# Problem to work on:
All of the data needs to be repeated exactly.

★ ★ ★ ★ ★

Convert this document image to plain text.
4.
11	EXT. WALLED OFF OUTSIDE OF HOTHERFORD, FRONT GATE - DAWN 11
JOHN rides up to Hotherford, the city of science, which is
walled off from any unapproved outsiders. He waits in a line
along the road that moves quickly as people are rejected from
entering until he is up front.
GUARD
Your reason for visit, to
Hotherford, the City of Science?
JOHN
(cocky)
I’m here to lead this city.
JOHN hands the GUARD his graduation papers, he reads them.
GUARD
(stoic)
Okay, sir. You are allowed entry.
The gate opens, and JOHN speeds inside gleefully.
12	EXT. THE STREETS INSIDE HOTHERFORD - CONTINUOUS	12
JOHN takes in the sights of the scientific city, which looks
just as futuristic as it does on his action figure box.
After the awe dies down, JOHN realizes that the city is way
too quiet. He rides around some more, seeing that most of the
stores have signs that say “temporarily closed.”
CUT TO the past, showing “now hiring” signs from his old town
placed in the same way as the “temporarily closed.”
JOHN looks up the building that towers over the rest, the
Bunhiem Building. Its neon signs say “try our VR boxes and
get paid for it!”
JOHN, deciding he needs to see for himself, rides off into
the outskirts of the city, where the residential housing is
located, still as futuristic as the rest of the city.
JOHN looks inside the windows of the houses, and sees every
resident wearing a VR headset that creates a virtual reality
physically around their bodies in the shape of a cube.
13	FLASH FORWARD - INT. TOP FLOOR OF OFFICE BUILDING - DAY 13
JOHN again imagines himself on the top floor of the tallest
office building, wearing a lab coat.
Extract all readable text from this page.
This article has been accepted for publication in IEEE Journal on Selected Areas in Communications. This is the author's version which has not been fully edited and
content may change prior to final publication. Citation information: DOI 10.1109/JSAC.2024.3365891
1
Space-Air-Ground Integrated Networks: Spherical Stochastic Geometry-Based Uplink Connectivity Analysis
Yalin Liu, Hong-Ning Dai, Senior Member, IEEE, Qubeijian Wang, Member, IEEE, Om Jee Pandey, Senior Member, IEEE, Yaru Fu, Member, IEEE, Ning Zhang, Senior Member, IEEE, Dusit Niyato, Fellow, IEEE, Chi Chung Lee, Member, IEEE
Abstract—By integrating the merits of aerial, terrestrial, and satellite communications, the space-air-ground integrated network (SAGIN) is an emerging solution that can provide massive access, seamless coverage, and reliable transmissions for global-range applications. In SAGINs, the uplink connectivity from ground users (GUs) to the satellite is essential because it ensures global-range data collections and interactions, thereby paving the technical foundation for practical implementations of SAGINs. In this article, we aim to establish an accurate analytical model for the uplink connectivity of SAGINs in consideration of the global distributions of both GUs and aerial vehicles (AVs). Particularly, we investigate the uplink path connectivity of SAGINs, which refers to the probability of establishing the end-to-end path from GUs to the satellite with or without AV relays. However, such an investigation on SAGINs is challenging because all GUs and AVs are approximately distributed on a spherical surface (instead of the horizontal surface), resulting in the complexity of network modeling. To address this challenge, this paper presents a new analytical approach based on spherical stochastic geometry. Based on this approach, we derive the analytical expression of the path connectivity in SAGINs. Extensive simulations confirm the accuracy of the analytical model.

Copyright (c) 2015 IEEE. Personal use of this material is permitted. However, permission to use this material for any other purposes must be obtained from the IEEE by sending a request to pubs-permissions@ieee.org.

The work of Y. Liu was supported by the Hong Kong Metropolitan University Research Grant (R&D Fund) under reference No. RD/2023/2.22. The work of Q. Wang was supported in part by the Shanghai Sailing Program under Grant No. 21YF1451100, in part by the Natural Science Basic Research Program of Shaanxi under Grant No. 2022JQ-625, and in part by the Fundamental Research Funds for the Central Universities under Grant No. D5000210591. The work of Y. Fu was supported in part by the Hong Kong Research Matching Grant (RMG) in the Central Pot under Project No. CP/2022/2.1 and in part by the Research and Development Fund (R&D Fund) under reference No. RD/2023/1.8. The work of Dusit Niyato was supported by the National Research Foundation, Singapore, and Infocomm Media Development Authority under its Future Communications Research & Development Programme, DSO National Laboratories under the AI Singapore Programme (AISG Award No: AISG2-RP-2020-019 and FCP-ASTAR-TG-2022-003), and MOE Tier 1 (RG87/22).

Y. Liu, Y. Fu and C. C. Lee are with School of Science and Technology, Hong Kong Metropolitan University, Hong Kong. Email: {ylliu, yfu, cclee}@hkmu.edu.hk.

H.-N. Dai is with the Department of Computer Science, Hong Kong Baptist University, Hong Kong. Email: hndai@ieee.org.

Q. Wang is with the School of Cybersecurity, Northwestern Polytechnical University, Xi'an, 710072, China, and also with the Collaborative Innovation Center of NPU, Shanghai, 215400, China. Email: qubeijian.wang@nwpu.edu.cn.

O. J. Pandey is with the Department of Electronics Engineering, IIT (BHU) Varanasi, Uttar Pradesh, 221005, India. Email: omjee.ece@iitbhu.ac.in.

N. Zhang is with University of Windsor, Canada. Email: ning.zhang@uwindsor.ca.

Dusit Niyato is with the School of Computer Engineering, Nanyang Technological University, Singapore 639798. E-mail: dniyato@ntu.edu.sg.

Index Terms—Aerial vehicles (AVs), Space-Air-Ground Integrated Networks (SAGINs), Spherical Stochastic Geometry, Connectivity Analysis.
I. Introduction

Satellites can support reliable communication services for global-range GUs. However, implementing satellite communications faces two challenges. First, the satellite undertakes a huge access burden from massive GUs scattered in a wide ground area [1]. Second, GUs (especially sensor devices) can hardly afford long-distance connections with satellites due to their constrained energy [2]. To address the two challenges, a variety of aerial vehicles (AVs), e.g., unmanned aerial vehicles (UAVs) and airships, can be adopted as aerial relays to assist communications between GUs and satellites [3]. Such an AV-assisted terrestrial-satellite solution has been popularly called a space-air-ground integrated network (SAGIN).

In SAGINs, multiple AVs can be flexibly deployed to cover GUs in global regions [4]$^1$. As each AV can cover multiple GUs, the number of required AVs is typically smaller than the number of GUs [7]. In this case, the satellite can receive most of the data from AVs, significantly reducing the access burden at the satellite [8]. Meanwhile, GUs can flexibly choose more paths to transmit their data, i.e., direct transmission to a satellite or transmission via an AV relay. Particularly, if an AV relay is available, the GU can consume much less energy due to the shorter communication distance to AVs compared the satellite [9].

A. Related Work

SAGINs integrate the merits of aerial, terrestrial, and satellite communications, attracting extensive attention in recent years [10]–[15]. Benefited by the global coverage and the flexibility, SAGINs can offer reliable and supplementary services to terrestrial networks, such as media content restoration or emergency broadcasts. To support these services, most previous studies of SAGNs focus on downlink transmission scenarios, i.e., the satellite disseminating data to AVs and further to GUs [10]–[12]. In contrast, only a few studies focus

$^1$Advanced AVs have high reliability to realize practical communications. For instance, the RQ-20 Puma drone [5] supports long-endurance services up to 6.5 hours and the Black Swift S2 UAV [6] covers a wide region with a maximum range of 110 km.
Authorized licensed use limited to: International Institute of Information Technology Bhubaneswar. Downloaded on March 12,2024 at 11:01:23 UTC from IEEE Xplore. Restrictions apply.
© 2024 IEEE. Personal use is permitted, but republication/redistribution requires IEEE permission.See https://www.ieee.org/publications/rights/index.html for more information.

★ ★ ★ ★ ★

# Solution for this exercise:
Convert this document image to plain text.
4.
11	EXT. WALLED OFF OUTSIDE OF HOTHERFORD, FRONT GATE - DAWN 11
JOHN rides up to Hotherford, the city of science, which is
walled off from any unapproved outsiders. He waits in a line
along the road that moves quickly as people are rejected from
entering until he is up front.
GUARD
Your reason for visit, to
Hotherford, the City of Science?
JOHN
(cocky)
I’m here to lead this city.
JOHN hands the GUARD his graduation papers, he reads them.
GUARD
(stoic)
Okay, sir. You are allowed entry.
The gate opens, and JOHN speeds inside gleefully.
12	EXT. THE STREETS INSIDE HOTHERFORD - CONTINUOUS	12
JOHN takes in the sights of the scientific city, which looks
just as futuristic as it does on his action figure box.
After the awe dies down, JOHN realizes that the city is way
too quiet. He rides around some more, seeing that most of the
stores have signs that say “temporarily closed.”
CUT TO the past, showing “now hiring” signs from his old town
placed in the same way as the “temporarily closed.”
JOHN looks up the building that towers over the rest, the
Bunhiem Building. Its neon signs say “try our VR boxes and
get paid for it!”
JOHN, deciding he needs to see for himself, rides off into
the outskirts of the city, where the residential housing is
located, still as futuristic as the rest of the city.
JOHN looks inside the windows of the houses, and sees every
resident wearing a VR headset that creates a virtual reality
physically around their bodies in the shape of a cube.
13	FLASH FORWARD - INT. TOP FLOOR OF OFFICE BUILDING - DAY 13
JOHN again imagines himself on the top floor of the tallest
office building, wearing a lab coat.
Extract all readable text from this page.
This article has been accepted for publication in IEEE Journal on Selected Areas in Communications. This is the author's version which has not been fully edited and
content may change prior to final publication. Citation information: DOI 10.1109/JSAC.2024.3365891
1
Space-Air-Ground Integrated Networks: Spherical Stochastic Geometry-Based Uplink Connectivity Analysis
Yalin Liu, Hong-Ning Dai, Senior Member, IEEE, Qubeijian Wang, Member, IEEE, Om Jee Pandey, Senior Member, IEEE, Yaru Fu, Member, IEEE, Ning Zhang, Senior Member, IEEE, Dusit Niyato, Fellow, IEEE, Chi Chung Lee, Member, IEEE
Abstract—By integrating the merits of aerial, terrestrial, and satellite communications, the space-air-ground integrated network (SAGIN) is an emerging solution that can provide massive access, seamless coverage, and reliable transmissions for global-range applications. In SAGINs, the uplink connectivity from ground users (GUs) to the satellite is essential because it ensures global-range data collections and interactions, thereby paving the technical foundation for practical implementations of SAGINs. In this article, we aim to establish an accurate analytical model for the uplink connectivity of SAGINs in consideration of the global distributions of both GUs and aerial vehicles (AVs). Particularly, we investigate the uplink path connectivity of SAGINs, which refers to the probability of establishing the end-to-end path from GUs to the satellite with or without AV relays. However, such an investigation on SAGINs is challenging because all GUs and AVs are approximately distributed on a spherical surface (instead of the horizontal surface), resulting in the complexity of network modeling. To address this challenge, this paper presents a new analytical approach based on spherical stochastic geometry. Based on this approach, we derive the analytical expression of the path connectivity in SAGINs. Extensive simulations confirm the accuracy of the analytical model.

Copyright (c) 2015 IEEE. Personal use of this material is permitted. However, permission to use this material for any other purposes must be obtained from the IEEE by sending a request to pubs-permissions@ieee.org.

The work of Y. Liu was supported by the Hong Kong Metropolitan University Research Grant (R&D Fund) under reference No. RD/2023/2.22. The work of Q. Wang was supported in part by the Shanghai Sailing Program under Grant No. 21YF1451100, in part by the Natural Science Basic Research Program of Shaanxi under Grant No. 2022JQ-625, and in part by the Fundamental Research Funds for the Central Universities under Grant No. D5000210591. The work of Y. Fu was supported in part by the Hong Kong Research Matching Grant (RMG) in the Central Pot under Project No. CP/2022/2.1 and in part by the Research and Development Fund (R&D Fund) under reference No. RD/2023/1.8. The work of Dusit Niyato was supported by the National Research Foundation, Singapore, and Infocomm Media Development Authority under its Future Communications Research & Development Programme, DSO National Laboratories under the AI Singapore Programme (AISG Award No: AISG2-RP-2020-019 and FCP-ASTAR-TG-2022-003), and MOE Tier 1 (RG87/22).

Y. Liu, Y. Fu and C. C. Lee are with School of Science and Technology, Hong Kong Metropolitan University, Hong Kong. Email: {ylliu, yfu, cclee}@hkmu.edu.hk.

H.-N. Dai is with the Department of Computer Science, Hong Kong Baptist University, Hong Kong. Email: hndai@ieee.org.

Q. Wang is with the School of Cybersecurity, Northwestern Polytechnical University, Xi'an, 710072, China, and also with the Collaborative Innovation Center of NPU, Shanghai, 215400, China. Email: qubeijian.wang@nwpu.edu.cn.

O. J. Pandey is with the Department of Electronics Engineering, IIT (BHU) Varanasi, Uttar Pradesh, 221005, India. Email: omjee.ece@iitbhu.ac.in.

N. Zhang is with University of Windsor, Canada. Email: ning.zhang@uwindsor.ca.

Dusit Niyato is with the School of Computer Engineering, Nanyang Technological University, Singapore 639798. E-mail: dniyato@ntu.edu.sg.

Index Terms—Aerial vehicles (AVs), Space-Air-Ground Integrated Networks (SAGINs), Spherical Stochastic Geometry, Connectivity Analysis.
I. Introduction

Satellites can support reliable communication services for global-range GUs. However, implementing satellite communications faces two challenges. First, the satellite undertakes a huge access burden from massive GUs scattered in a wide ground area [1]. Second, GUs (especially sensor devices) can hardly afford long-distance connections with satellites due to their constrained energy [2]. To address the two challenges, a variety of aerial vehicles (AVs), e.g., unmanned aerial vehicles (UAVs) and airships, can be adopted as aerial relays to assist communications between GUs and satellites [3]. Such an AV-assisted terrestrial-satellite solution has been popularly called a space-air-ground integrated network (SAGIN).

In SAGINs, multiple AVs can be flexibly deployed to cover GUs in global regions [4]$^1$. As each AV can cover multiple GUs, the number of required AVs is typically smaller than the number of GUs [7]. In this case, the satellite can receive most of the data from AVs, significantly reducing the access burden at the satellite [8]. Meanwhile, GUs can flexibly choose more paths to transmit their data, i.e., direct transmission to a satellite or transmission via an AV relay. Particularly, if an AV relay is available, the GU can consume much less energy due to the shorter communication distance to AVs compared the satellite [9].

A. Related Work

SAGINs integrate the merits of aerial, terrestrial, and satellite communications, attracting extensive attention in recent years [10]–[15]. Benefited by the global coverage and the flexibility, SAGINs can offer reliable and supplementary services to terrestrial networks, such as media content restoration or emergency broadcasts. To support these services, most previous studies of SAGNs focus on downlink transmission scenarios, i.e., the satellite disseminating data to AVs and further to GUs [10]–[12]. In contrast, only a few studies focus

$^1$Advanced AVs have high reliability to realize practical communications. For instance, the RQ-20 Puma drone [5] supports long-endurance services up to 6.5 hours and the Black Swift S2 UAV [6] covers a wide region with a maximum range of 110 km.
Authorized licensed use limited to: International Institute of Information Technology Bhubaneswar. Downloaded on March 12,2024 at 11:01:23 UTC from IEEE Xplore. Restrictions apply.
© 2024 IEEE. Personal use is permitted, but republication/redistribution requires IEEE permission.See https://www.ieee.org/publications/rights/index.html for more information.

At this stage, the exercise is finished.